> **RECORDS SHOWN**
= = =
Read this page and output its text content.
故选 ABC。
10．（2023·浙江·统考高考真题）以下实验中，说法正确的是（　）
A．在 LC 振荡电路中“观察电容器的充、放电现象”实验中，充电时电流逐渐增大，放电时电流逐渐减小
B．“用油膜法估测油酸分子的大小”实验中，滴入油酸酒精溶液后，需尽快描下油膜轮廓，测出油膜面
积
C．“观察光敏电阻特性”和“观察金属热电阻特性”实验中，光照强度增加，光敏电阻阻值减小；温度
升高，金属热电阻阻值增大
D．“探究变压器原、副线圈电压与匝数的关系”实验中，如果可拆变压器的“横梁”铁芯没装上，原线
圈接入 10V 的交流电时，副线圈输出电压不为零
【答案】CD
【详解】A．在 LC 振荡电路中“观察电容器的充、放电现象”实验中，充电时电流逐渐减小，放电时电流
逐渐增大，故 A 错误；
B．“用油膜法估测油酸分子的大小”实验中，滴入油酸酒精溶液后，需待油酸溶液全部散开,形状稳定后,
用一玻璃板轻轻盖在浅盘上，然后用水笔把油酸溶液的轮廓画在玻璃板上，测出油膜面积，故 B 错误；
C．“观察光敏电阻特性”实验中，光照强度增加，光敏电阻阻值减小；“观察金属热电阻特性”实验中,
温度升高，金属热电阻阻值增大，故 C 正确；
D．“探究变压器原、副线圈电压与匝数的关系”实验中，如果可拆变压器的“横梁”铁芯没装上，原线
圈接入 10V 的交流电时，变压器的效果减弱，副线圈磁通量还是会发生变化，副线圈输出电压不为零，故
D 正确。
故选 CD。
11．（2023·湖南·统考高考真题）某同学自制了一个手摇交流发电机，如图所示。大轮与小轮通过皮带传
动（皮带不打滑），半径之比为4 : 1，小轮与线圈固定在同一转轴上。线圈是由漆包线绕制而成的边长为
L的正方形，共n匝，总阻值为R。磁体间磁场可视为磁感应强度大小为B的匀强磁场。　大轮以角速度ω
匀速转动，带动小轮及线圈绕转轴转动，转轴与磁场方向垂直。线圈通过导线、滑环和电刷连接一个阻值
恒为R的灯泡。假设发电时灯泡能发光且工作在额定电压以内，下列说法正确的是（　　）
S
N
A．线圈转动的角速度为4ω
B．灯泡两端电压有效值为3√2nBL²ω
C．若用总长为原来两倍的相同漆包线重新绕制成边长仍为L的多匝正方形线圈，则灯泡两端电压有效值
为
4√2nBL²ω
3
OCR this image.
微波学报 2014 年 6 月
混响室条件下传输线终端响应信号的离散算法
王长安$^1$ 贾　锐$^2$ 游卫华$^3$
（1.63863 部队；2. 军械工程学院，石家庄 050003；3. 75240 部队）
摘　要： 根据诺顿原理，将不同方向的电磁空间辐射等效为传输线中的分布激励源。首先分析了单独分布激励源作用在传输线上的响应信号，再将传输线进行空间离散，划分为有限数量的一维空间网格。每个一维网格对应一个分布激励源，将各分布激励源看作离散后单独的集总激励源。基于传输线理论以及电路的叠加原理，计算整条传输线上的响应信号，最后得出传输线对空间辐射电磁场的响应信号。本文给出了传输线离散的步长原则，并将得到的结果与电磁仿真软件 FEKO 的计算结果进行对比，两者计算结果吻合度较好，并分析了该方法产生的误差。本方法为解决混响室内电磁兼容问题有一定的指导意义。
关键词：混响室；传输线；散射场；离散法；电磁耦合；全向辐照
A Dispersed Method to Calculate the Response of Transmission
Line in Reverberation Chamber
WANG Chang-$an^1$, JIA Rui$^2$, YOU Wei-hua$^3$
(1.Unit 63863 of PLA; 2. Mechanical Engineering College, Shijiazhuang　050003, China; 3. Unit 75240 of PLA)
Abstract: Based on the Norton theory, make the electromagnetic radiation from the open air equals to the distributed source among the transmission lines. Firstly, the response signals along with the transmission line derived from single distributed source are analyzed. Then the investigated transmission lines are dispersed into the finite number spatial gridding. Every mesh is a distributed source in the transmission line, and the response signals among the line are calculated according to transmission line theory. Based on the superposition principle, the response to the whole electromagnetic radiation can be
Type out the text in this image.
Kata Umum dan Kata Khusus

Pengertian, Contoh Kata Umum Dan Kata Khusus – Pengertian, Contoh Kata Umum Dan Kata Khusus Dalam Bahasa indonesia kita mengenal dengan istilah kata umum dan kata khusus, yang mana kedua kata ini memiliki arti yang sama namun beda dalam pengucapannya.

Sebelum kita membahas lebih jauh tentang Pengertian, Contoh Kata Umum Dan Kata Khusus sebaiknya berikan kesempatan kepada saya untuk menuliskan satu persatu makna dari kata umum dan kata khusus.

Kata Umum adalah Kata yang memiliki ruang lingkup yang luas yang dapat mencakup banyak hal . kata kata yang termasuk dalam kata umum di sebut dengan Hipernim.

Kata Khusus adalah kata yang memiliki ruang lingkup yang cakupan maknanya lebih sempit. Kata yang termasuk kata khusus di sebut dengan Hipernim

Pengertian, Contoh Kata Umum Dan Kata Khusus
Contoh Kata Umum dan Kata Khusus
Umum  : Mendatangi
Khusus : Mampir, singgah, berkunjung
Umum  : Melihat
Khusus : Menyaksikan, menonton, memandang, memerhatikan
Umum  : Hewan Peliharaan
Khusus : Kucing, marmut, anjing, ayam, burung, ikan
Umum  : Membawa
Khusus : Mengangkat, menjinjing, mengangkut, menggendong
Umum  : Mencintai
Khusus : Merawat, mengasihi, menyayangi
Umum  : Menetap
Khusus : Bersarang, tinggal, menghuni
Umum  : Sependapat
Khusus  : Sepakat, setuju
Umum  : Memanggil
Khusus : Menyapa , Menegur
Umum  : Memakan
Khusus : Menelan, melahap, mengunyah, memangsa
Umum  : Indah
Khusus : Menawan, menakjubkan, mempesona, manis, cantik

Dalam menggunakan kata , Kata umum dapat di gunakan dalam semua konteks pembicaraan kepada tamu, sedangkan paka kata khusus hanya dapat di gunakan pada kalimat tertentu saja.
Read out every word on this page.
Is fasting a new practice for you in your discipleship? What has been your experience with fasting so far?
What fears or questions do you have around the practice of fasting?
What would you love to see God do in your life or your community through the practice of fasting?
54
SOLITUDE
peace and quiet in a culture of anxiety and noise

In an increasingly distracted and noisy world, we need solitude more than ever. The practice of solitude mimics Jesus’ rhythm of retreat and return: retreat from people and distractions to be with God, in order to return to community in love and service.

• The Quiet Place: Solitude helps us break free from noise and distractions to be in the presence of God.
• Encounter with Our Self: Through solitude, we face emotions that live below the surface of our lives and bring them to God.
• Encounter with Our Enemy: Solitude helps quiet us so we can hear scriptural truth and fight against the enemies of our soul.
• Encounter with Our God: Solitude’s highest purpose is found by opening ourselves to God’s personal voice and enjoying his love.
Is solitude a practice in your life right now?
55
= = =
> **TASK**
A number is the only answer here: how many lines of the material above contain "副线圈输出电压不为零"?

> **RESULT**
2